• About this exercise:
Your answer must be the full set of entries, repeated exactly.
BEGIN Input for this task
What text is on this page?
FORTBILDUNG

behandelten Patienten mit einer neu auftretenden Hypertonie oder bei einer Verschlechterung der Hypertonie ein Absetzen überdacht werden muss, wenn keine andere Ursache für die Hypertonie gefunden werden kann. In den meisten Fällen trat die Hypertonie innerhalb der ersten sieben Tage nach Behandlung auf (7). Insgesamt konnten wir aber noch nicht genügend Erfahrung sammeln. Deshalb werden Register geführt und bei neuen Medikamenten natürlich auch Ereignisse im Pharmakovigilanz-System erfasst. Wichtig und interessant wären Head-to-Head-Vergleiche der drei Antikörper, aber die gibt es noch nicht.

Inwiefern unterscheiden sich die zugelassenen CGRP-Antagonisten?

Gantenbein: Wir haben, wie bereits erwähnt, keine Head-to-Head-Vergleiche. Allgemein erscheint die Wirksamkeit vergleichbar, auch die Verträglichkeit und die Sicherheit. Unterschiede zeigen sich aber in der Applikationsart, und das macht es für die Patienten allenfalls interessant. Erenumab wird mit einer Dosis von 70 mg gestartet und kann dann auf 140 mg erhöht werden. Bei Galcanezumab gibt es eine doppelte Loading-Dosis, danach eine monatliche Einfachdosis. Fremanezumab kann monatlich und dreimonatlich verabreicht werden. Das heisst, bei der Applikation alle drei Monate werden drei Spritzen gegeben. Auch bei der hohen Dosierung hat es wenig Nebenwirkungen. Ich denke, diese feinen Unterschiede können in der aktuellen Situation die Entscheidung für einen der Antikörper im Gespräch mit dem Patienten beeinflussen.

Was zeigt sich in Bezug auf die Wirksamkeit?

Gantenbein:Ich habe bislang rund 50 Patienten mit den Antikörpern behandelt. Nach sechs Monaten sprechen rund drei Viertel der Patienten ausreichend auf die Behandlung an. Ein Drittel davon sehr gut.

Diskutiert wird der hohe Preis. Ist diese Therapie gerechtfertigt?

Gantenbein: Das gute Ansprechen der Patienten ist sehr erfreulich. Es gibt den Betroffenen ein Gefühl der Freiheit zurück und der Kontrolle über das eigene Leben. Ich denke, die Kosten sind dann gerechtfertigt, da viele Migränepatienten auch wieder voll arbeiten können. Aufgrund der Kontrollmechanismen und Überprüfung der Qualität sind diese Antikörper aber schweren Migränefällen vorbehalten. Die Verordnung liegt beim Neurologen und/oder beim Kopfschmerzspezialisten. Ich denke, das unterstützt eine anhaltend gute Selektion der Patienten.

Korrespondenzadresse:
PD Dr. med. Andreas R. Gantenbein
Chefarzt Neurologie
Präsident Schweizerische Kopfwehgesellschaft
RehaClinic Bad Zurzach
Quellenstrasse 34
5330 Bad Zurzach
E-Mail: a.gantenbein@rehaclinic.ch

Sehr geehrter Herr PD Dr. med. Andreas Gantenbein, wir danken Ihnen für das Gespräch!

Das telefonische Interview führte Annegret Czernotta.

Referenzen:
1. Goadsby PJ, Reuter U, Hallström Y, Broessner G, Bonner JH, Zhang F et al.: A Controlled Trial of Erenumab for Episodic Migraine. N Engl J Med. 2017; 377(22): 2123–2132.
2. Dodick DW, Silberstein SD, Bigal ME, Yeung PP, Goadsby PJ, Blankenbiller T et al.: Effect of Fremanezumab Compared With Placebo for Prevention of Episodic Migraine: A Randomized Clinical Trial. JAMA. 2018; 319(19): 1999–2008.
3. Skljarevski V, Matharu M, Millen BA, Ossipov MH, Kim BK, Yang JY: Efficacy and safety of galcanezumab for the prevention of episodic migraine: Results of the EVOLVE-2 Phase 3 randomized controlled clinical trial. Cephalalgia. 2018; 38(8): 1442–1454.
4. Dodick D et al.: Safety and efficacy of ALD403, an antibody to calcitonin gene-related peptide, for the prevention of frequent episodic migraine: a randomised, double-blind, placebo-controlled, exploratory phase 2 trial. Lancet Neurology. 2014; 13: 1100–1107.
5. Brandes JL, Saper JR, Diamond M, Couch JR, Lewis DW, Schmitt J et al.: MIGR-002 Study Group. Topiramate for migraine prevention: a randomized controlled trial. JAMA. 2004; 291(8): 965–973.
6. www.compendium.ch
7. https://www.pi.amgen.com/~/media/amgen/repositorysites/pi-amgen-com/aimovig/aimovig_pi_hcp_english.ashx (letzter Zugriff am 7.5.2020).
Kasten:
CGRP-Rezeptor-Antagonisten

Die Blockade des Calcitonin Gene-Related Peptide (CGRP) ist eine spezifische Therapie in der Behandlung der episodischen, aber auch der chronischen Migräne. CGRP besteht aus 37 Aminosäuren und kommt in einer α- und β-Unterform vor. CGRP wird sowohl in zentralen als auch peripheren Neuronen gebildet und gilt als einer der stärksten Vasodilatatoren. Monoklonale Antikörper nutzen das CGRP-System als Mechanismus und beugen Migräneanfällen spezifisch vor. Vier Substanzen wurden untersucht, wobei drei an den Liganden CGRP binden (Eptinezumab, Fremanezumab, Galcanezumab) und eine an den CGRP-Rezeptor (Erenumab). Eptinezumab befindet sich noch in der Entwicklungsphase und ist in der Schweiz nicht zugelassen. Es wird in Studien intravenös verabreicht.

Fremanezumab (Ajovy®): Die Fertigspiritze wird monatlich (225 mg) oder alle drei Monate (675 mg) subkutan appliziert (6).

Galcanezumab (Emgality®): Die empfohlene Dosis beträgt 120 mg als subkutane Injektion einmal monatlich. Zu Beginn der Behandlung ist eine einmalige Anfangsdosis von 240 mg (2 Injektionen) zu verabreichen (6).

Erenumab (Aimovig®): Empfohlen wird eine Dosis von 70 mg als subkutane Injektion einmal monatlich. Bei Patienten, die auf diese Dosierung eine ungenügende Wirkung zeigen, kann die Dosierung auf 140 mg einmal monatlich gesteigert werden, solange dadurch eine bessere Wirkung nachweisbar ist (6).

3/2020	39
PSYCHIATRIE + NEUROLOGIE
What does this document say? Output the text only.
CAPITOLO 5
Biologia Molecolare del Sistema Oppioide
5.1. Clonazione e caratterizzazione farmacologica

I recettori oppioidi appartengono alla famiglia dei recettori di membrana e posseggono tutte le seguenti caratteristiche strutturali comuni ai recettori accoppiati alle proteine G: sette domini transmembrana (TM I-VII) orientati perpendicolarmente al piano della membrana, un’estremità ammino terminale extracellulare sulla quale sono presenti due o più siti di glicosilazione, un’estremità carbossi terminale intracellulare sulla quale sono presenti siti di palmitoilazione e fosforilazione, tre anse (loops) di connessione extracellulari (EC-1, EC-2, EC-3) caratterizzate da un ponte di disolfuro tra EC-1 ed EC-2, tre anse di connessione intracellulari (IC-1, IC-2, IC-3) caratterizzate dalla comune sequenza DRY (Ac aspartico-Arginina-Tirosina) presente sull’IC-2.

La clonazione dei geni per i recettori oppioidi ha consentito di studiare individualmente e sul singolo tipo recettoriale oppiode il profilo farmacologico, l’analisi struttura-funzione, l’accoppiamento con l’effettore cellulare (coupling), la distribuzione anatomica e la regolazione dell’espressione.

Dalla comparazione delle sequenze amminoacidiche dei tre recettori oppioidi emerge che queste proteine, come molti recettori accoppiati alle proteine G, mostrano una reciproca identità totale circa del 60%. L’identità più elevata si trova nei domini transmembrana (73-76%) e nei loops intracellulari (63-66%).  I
END Input for this task
• Problem solution:
What text is on this page?
FORTBILDUNG

behandelten Patienten mit einer neu auftretenden Hypertonie oder bei einer Verschlechterung der Hypertonie ein Absetzen überdacht werden muss, wenn keine andere Ursache für die Hypertonie gefunden werden kann. In den meisten Fällen trat die Hypertonie innerhalb der ersten sieben Tage nach Behandlung auf (7). Insgesamt konnten wir aber noch nicht genügend Erfahrung sammeln. Deshalb werden Register geführt und bei neuen Medikamenten natürlich auch Ereignisse im Pharmakovigilanz-System erfasst. Wichtig und interessant wären Head-to-Head-Vergleiche der drei Antikörper, aber die gibt es noch nicht.

Inwiefern unterscheiden sich die zugelassenen CGRP-Antagonisten?

Gantenbein: Wir haben, wie bereits erwähnt, keine Head-to-Head-Vergleiche. Allgemein erscheint die Wirksamkeit vergleichbar, auch die Verträglichkeit und die Sicherheit. Unterschiede zeigen sich aber in der Applikationsart, und das macht es für die Patienten allenfalls interessant. Erenumab wird mit einer Dosis von 70 mg gestartet und kann dann auf 140 mg erhöht werden. Bei Galcanezumab gibt es eine doppelte Loading-Dosis, danach eine monatliche Einfachdosis. Fremanezumab kann monatlich und dreimonatlich verabreicht werden. Das heisst, bei der Applikation alle drei Monate werden drei Spritzen gegeben. Auch bei der hohen Dosierung hat es wenig Nebenwirkungen. Ich denke, diese feinen Unterschiede können in der aktuellen Situation die Entscheidung für einen der Antikörper im Gespräch mit dem Patienten beeinflussen.

Was zeigt sich in Bezug auf die Wirksamkeit?

Gantenbein:Ich habe bislang rund 50 Patienten mit den Antikörpern behandelt. Nach sechs Monaten sprechen rund drei Viertel der Patienten ausreichend auf die Behandlung an. Ein Drittel davon sehr gut.

Diskutiert wird der hohe Preis. Ist diese Therapie gerechtfertigt?

Gantenbein: Das gute Ansprechen der Patienten ist sehr erfreulich. Es gibt den Betroffenen ein Gefühl der Freiheit zurück und der Kontrolle über das eigene Leben. Ich denke, die Kosten sind dann gerechtfertigt, da viele Migränepatienten auch wieder voll arbeiten können. Aufgrund der Kontrollmechanismen und Überprüfung der Qualität sind diese Antikörper aber schweren Migränefällen vorbehalten. Die Verordnung liegt beim Neurologen und/oder beim Kopfschmerzspezialisten. Ich denke, das unterstützt eine anhaltend gute Selektion der Patienten.

Korrespondenzadresse:
PD Dr. med. Andreas R. Gantenbein
Chefarzt Neurologie
Präsident Schweizerische Kopfwehgesellschaft
RehaClinic Bad Zurzach
Quellenstrasse 34
5330 Bad Zurzach
E-Mail: a.gantenbein@rehaclinic.ch

Sehr geehrter Herr PD Dr. med. Andreas Gantenbein, wir danken Ihnen für das Gespräch!

Das telefonische Interview führte Annegret Czernotta.

Referenzen:
1. Goadsby PJ, Reuter U, Hallström Y, Broessner G, Bonner JH, Zhang F et al.: A Controlled Trial of Erenumab for Episodic Migraine. N Engl J Med. 2017; 377(22): 2123–2132.
2. Dodick DW, Silberstein SD, Bigal ME, Yeung PP, Goadsby PJ, Blankenbiller T et al.: Effect of Fremanezumab Compared With Placebo for Prevention of Episodic Migraine: A Randomized Clinical Trial. JAMA. 2018; 319(19): 1999–2008.
3. Skljarevski V, Matharu M, Millen BA, Ossipov MH, Kim BK, Yang JY: Efficacy and safety of galcanezumab for the prevention of episodic migraine: Results of the EVOLVE-2 Phase 3 randomized controlled clinical trial. Cephalalgia. 2018; 38(8): 1442–1454.
4. Dodick D et al.: Safety and efficacy of ALD403, an antibody to calcitonin gene-related peptide, for the prevention of frequent episodic migraine: a randomised, double-blind, placebo-controlled, exploratory phase 2 trial. Lancet Neurology. 2014; 13: 1100–1107.
5. Brandes JL, Saper JR, Diamond M, Couch JR, Lewis DW, Schmitt J et al.: MIGR-002 Study Group. Topiramate for migraine prevention: a randomized controlled trial. JAMA. 2004; 291(8): 965–973.
6. www.compendium.ch
7. https://www.pi.amgen.com/~/media/amgen/repositorysites/pi-amgen-com/aimovig/aimovig_pi_hcp_english.ashx (letzter Zugriff am 7.5.2020).
Kasten:
CGRP-Rezeptor-Antagonisten

Die Blockade des Calcitonin Gene-Related Peptide (CGRP) ist eine spezifische Therapie in der Behandlung der episodischen, aber auch der chronischen Migräne. CGRP besteht aus 37 Aminosäuren und kommt in einer α- und β-Unterform vor. CGRP wird sowohl in zentralen als auch peripheren Neuronen gebildet und gilt als einer der stärksten Vasodilatatoren. Monoklonale Antikörper nutzen das CGRP-System als Mechanismus und beugen Migräneanfällen spezifisch vor. Vier Substanzen wurden untersucht, wobei drei an den Liganden CGRP binden (Eptinezumab, Fremanezumab, Galcanezumab) und eine an den CGRP-Rezeptor (Erenumab). Eptinezumab befindet sich noch in der Entwicklungsphase und ist in der Schweiz nicht zugelassen. Es wird in Studien intravenös verabreicht.

Fremanezumab (Ajovy®): Die Fertigspiritze wird monatlich (225 mg) oder alle drei Monate (675 mg) subkutan appliziert (6).

Galcanezumab (Emgality®): Die empfohlene Dosis beträgt 120 mg als subkutane Injektion einmal monatlich. Zu Beginn der Behandlung ist eine einmalige Anfangsdosis von 240 mg (2 Injektionen) zu verabreichen (6).

Erenumab (Aimovig®): Empfohlen wird eine Dosis von 70 mg als subkutane Injektion einmal monatlich. Bei Patienten, die auf diese Dosierung eine ungenügende Wirkung zeigen, kann die Dosierung auf 140 mg einmal monatlich gesteigert werden, solange dadurch eine bessere Wirkung nachweisbar ist (6).

3/2020	39
PSYCHIATRIE + NEUROLOGIE
What does this document say? Output the text only.
CAPITOLO 5
Biologia Molecolare del Sistema Oppioide
5.1. Clonazione e caratterizzazione farmacologica

I recettori oppioidi appartengono alla famiglia dei recettori di membrana e posseggono tutte le seguenti caratteristiche strutturali comuni ai recettori accoppiati alle proteine G: sette domini transmembrana (TM I-VII) orientati perpendicolarmente al piano della membrana, un’estremità ammino terminale extracellulare sulla quale sono presenti due o più siti di glicosilazione, un’estremità carbossi terminale intracellulare sulla quale sono presenti siti di palmitoilazione e fosforilazione, tre anse (loops) di connessione extracellulari (EC-1, EC-2, EC-3) caratterizzate da un ponte di disolfuro tra EC-1 ed EC-2, tre anse di connessione intracellulari (IC-1, IC-2, IC-3) caratterizzate dalla comune sequenza DRY (Ac aspartico-Arginina-Tirosina) presente sull’IC-2.

La clonazione dei geni per i recettori oppioidi ha consentito di studiare individualmente e sul singolo tipo recettoriale oppiode il profilo farmacologico, l’analisi struttura-funzione, l’accoppiamento con l’effettore cellulare (coupling), la distribuzione anatomica e la regolazione dell’espressione.

Dalla comparazione delle sequenze amminoacidiche dei tre recettori oppioidi emerge che queste proteine, come molti recettori accoppiati alle proteine G, mostrano una reciproca identità totale circa del 60%. L’identità più elevata si trova nei domini transmembrana (73-76%) e nei loops intracellulari (63-66%).  I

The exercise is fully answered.